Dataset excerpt
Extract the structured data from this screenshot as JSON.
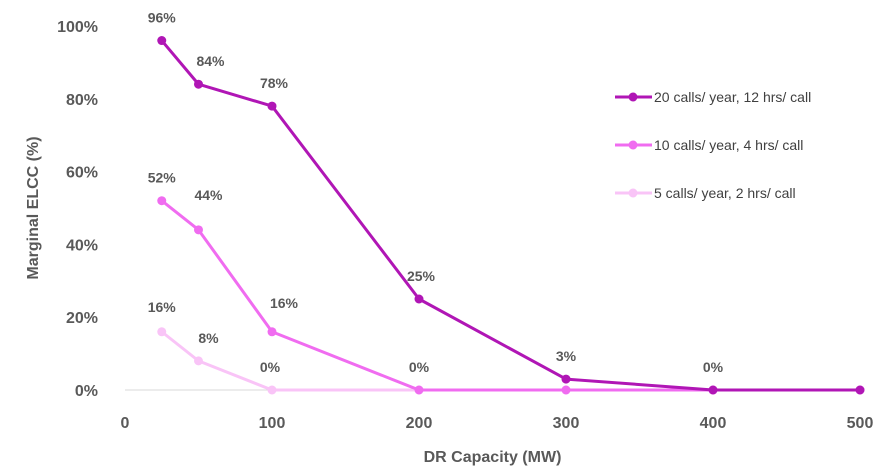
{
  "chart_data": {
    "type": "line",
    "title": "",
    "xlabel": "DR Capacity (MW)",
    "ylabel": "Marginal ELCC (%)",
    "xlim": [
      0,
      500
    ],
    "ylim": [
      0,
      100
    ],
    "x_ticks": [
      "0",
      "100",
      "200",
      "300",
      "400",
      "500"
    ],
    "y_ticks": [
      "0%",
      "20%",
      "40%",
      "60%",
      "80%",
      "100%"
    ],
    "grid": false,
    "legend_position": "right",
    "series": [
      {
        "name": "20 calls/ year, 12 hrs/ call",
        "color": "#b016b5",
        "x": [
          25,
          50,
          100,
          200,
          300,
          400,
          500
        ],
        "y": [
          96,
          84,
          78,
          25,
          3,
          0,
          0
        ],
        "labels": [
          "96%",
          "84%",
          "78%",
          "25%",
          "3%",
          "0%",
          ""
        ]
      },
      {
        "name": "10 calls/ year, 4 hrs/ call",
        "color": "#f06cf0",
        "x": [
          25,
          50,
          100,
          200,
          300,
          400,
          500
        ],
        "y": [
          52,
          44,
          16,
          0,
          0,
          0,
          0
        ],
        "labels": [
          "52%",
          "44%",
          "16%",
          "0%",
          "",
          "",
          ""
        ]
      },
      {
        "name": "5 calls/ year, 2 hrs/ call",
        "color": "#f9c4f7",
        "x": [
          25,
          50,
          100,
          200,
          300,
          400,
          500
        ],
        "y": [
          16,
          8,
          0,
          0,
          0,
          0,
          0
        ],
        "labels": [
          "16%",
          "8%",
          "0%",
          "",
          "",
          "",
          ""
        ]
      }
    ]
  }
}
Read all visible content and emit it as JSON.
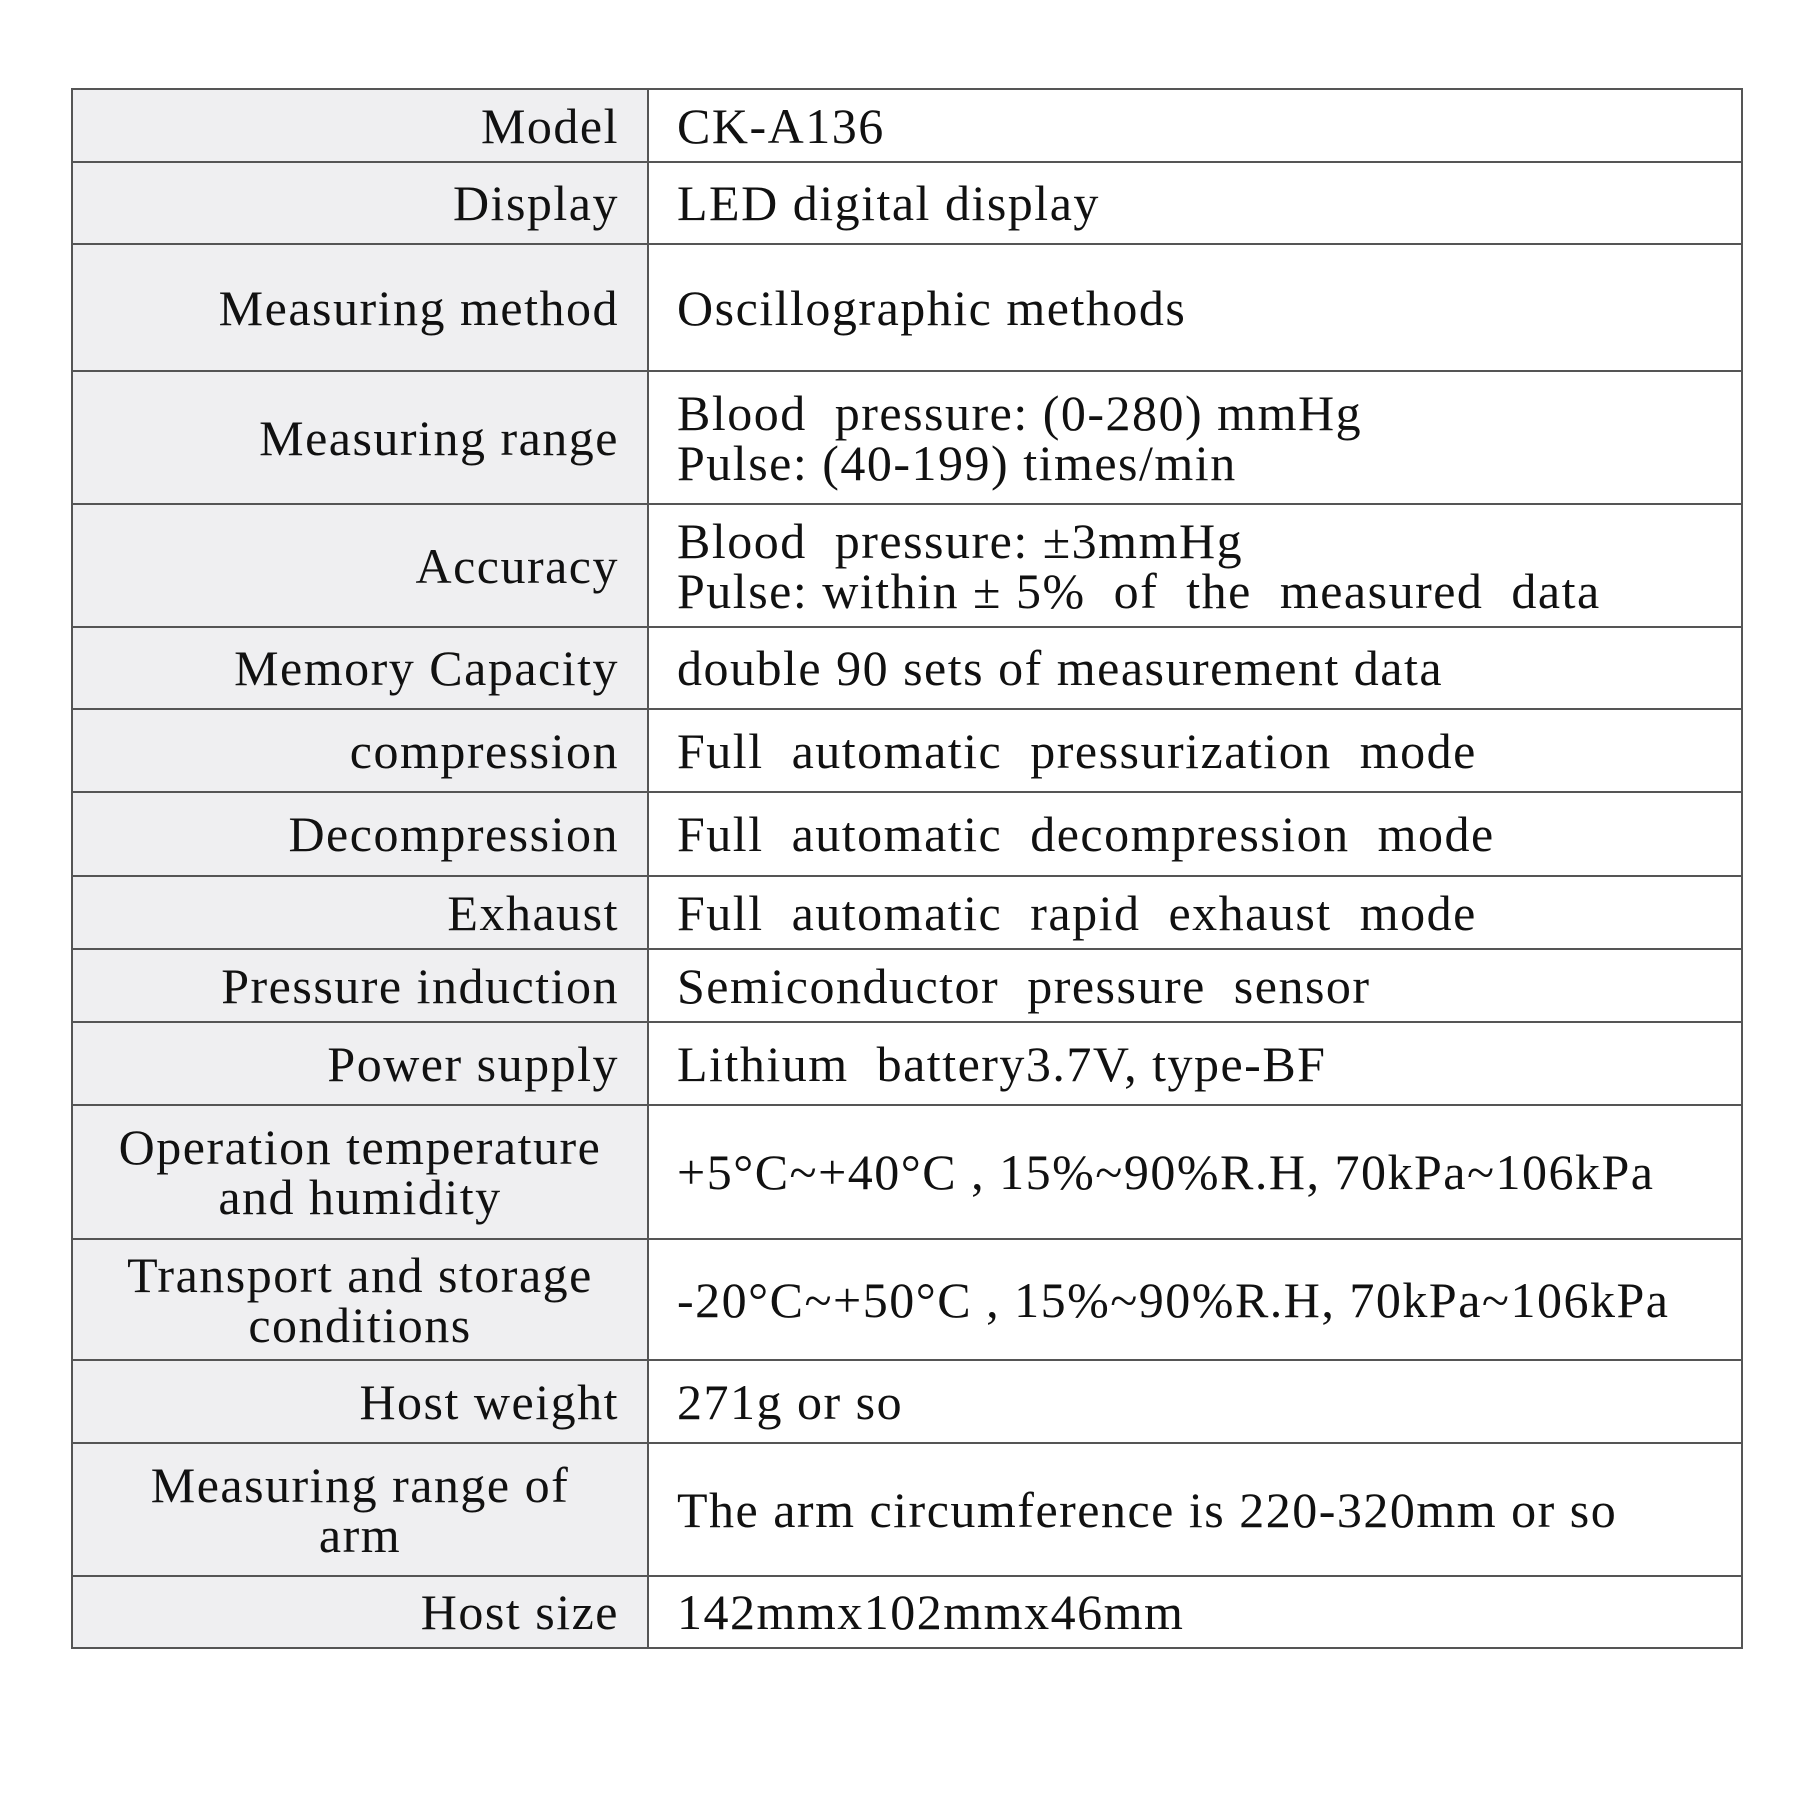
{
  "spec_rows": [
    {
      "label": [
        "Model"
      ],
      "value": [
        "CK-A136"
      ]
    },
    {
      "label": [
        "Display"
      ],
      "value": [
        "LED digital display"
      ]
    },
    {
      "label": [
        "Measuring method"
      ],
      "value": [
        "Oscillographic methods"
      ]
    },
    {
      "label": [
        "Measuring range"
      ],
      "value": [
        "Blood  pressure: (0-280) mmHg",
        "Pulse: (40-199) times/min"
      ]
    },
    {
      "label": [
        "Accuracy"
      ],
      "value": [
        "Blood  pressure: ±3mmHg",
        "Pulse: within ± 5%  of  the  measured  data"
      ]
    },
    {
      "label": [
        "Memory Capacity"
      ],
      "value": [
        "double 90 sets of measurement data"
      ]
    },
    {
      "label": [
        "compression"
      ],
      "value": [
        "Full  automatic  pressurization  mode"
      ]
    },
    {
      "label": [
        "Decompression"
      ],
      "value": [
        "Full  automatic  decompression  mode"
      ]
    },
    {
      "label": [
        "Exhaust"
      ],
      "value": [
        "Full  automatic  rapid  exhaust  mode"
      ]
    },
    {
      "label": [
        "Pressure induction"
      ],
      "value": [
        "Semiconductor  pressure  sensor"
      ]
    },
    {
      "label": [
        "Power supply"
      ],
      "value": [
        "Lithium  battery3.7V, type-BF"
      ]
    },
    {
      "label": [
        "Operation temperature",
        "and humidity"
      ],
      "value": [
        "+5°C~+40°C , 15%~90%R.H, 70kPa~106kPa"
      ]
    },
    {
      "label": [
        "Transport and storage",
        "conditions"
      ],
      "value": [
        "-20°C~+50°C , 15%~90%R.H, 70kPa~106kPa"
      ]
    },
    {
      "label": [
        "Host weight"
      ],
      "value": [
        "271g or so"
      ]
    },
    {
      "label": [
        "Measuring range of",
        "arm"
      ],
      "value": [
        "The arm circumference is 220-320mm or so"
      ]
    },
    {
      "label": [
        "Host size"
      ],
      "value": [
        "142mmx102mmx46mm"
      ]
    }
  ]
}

==

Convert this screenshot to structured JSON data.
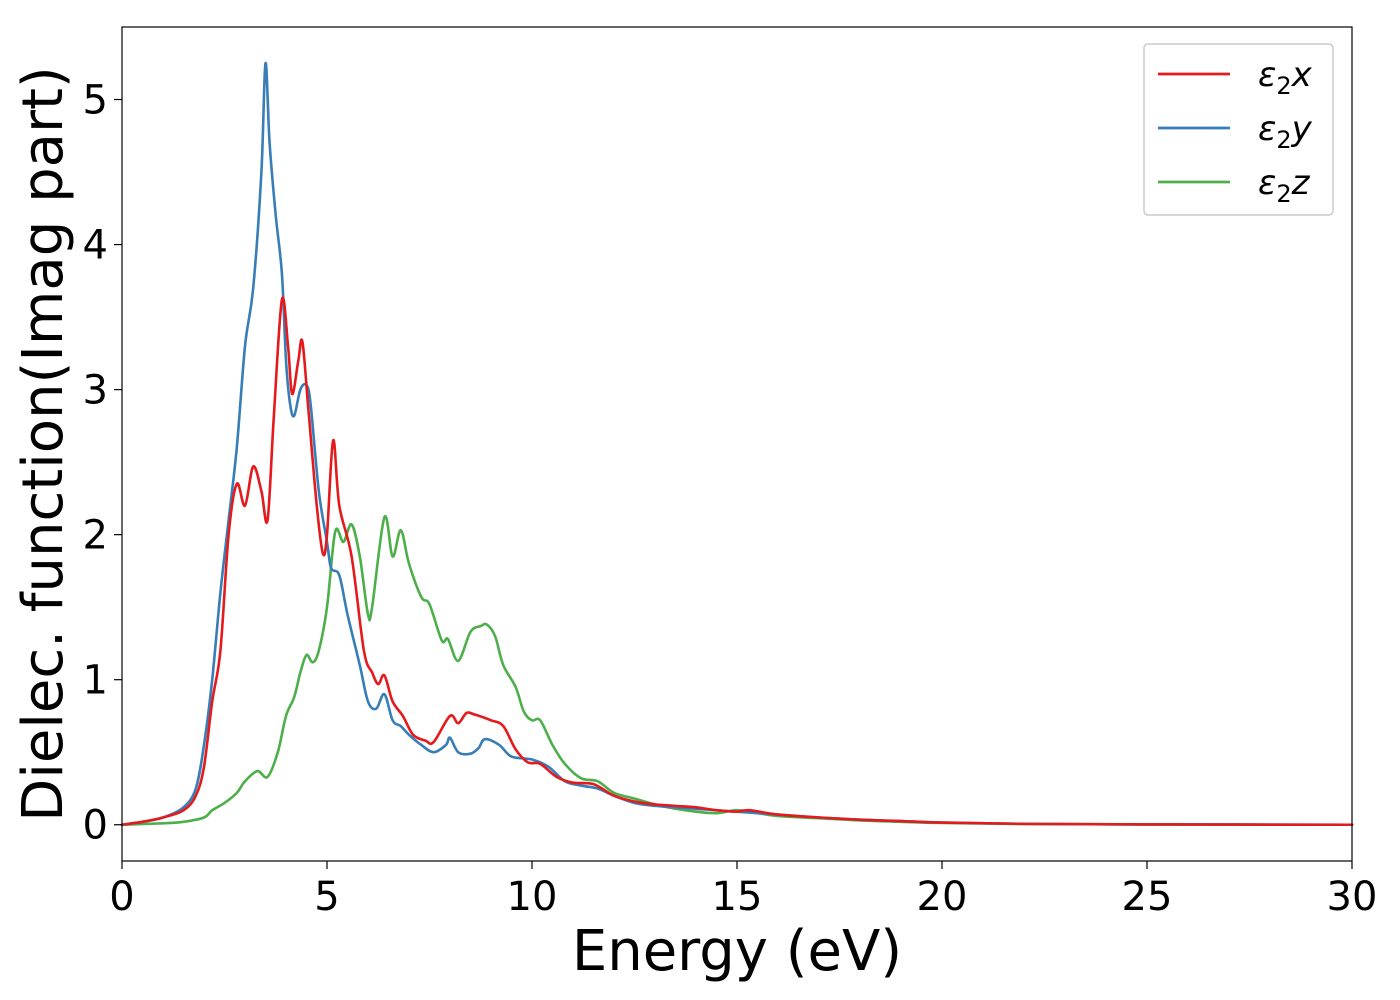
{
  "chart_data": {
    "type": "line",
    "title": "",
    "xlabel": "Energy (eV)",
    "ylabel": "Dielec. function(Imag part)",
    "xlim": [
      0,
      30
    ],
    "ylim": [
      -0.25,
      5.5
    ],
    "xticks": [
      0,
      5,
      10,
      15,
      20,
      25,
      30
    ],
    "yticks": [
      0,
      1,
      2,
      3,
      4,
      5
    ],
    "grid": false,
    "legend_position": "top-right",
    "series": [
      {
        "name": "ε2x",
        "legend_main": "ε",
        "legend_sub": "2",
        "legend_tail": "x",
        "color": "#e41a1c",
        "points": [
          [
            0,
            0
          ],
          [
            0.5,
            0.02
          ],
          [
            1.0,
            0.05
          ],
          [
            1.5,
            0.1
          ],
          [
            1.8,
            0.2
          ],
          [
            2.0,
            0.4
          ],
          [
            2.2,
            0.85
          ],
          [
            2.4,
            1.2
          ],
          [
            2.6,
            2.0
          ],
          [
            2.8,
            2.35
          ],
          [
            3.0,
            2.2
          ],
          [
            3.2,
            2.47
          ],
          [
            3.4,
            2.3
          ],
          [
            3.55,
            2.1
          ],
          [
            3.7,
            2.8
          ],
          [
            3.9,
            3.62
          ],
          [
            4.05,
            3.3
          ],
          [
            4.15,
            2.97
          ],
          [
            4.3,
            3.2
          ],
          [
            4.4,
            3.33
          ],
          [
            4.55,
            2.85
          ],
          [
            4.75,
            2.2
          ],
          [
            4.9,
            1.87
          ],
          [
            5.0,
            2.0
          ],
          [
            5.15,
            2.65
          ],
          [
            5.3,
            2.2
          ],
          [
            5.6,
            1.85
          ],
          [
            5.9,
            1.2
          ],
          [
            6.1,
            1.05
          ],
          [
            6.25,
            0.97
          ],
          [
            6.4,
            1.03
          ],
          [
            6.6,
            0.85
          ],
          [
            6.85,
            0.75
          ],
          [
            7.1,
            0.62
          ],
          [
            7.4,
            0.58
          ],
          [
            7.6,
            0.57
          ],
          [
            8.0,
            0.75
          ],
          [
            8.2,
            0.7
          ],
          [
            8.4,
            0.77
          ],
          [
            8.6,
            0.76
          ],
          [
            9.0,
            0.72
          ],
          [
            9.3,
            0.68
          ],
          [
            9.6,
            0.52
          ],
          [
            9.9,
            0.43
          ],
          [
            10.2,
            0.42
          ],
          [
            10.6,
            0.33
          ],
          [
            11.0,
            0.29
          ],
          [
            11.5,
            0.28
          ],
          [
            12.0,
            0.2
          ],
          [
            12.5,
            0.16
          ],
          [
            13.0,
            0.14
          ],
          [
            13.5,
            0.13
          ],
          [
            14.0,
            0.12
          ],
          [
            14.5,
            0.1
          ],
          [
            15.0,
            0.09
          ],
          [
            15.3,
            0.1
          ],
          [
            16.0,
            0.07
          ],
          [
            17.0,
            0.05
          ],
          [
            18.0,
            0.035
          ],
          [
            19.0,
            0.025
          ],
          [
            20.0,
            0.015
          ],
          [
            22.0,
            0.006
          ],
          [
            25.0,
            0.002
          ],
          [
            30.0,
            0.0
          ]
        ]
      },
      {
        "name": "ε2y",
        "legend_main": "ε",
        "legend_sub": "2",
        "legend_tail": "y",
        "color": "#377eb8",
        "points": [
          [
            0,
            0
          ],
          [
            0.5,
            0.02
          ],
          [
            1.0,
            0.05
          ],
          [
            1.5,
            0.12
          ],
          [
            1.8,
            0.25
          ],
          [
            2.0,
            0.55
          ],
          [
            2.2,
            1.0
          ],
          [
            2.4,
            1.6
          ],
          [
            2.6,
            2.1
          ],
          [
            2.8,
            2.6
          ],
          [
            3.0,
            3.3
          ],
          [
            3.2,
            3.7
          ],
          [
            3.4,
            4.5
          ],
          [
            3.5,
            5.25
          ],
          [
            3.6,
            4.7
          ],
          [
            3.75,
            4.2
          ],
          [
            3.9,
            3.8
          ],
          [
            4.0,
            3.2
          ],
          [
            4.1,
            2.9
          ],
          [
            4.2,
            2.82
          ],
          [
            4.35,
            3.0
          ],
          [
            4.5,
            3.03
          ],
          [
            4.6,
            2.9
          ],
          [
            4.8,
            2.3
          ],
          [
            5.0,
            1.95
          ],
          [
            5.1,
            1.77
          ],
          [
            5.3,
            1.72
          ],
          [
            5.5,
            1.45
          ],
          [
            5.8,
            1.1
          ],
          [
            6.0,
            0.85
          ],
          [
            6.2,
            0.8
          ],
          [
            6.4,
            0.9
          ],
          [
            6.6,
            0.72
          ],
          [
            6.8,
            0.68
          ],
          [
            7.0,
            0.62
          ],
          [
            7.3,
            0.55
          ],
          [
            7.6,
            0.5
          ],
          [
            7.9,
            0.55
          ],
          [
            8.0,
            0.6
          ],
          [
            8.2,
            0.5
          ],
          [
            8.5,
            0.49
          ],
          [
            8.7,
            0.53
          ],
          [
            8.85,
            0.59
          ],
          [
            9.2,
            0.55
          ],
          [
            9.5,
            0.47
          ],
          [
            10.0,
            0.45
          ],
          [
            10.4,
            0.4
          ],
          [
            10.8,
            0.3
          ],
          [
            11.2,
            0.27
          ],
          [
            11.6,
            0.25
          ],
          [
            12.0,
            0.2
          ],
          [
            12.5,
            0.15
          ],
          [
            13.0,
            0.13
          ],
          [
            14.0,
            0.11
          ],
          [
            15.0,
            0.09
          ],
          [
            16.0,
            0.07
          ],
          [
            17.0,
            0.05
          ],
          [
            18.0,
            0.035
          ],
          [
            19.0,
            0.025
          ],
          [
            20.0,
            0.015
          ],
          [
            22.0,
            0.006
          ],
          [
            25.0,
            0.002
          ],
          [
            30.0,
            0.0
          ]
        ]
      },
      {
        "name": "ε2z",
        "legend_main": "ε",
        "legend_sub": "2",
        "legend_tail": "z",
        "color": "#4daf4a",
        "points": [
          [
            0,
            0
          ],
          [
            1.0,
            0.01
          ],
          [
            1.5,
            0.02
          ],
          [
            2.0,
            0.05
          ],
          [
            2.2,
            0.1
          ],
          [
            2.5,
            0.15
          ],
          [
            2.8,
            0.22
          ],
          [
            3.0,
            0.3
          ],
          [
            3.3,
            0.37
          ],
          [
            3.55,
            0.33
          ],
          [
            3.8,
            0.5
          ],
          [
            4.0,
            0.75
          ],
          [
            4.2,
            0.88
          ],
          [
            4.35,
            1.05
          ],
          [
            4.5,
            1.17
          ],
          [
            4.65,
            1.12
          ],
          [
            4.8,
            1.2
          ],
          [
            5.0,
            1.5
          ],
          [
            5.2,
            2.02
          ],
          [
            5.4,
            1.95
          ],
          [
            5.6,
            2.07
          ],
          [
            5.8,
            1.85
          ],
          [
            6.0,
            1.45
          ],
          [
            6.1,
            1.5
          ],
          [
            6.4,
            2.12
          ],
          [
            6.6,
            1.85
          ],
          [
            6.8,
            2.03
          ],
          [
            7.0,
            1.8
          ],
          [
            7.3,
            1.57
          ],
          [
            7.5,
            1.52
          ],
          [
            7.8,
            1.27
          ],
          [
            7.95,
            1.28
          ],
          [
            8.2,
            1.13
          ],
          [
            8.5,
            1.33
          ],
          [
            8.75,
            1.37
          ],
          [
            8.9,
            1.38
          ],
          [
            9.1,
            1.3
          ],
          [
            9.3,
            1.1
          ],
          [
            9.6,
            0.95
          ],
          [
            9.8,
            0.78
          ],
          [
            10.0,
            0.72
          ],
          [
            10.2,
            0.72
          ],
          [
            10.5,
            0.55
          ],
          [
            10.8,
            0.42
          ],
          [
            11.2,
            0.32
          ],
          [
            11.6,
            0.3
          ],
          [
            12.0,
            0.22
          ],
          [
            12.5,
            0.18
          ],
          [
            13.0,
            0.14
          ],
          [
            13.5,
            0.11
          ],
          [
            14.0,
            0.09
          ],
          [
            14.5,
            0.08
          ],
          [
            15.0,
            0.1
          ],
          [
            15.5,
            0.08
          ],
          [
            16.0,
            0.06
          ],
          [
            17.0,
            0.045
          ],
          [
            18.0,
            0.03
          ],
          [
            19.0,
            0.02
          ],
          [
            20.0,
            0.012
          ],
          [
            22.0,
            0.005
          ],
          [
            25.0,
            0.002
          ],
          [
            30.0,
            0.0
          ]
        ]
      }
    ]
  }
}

SET TASK
From the records, copy every line that has the string "name" in it.

TASK SOLUTION
        "name": "20 calls/ year, 12 hrs/ call",
        "name": "10 calls/ year, 4 hrs/ call",
        "name": "5 calls/ year, 2 hrs/ call",
        "name": "ε2x",
        "name": "ε2y",
        "name": "ε2z",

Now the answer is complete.